**WRITTEN EXERCISE:** In the records below, find each line containing the word "Volks" and copy it.

**DATA PROVIDED:**
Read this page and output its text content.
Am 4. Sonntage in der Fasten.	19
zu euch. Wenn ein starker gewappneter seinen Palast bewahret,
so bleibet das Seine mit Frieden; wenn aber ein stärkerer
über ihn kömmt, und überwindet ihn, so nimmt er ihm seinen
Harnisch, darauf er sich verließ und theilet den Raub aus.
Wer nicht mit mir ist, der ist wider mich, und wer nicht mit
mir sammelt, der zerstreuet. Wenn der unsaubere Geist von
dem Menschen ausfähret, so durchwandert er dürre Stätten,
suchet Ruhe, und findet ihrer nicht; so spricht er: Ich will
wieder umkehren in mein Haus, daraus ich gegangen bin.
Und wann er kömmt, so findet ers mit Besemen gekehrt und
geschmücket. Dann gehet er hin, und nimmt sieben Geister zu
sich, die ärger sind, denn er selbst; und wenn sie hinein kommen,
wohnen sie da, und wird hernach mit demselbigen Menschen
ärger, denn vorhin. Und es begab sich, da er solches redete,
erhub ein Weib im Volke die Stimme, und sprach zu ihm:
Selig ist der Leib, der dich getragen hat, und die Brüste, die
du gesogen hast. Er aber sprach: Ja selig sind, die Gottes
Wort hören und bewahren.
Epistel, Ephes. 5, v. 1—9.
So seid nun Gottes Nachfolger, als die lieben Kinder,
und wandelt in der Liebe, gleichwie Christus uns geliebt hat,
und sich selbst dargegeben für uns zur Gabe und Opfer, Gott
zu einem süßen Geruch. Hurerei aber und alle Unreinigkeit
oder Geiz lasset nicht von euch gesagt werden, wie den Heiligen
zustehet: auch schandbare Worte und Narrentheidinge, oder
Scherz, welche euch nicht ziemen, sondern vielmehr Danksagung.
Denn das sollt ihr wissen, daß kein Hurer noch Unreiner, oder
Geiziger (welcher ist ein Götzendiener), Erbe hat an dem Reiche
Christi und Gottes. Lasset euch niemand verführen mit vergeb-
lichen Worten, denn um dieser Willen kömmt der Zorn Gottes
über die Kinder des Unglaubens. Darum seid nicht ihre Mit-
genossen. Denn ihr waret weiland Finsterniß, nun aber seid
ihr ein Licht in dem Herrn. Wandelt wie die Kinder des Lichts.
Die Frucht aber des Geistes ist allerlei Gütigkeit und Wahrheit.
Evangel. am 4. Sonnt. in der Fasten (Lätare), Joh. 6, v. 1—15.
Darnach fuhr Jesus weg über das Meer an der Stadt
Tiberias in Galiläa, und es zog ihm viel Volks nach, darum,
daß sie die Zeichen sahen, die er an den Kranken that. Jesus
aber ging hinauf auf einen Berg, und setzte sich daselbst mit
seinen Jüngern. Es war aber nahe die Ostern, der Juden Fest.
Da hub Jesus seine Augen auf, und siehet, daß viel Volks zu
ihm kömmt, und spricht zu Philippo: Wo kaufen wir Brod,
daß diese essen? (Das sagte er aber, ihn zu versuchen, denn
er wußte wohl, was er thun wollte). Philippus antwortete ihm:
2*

**SOLUTION TO THIS PROBLEM:**
Tiberias in Galiläa, und es zog ihm viel Volks nach, darum,
Da hub Jesus seine Augen auf, und siehet, daß viel Volks zu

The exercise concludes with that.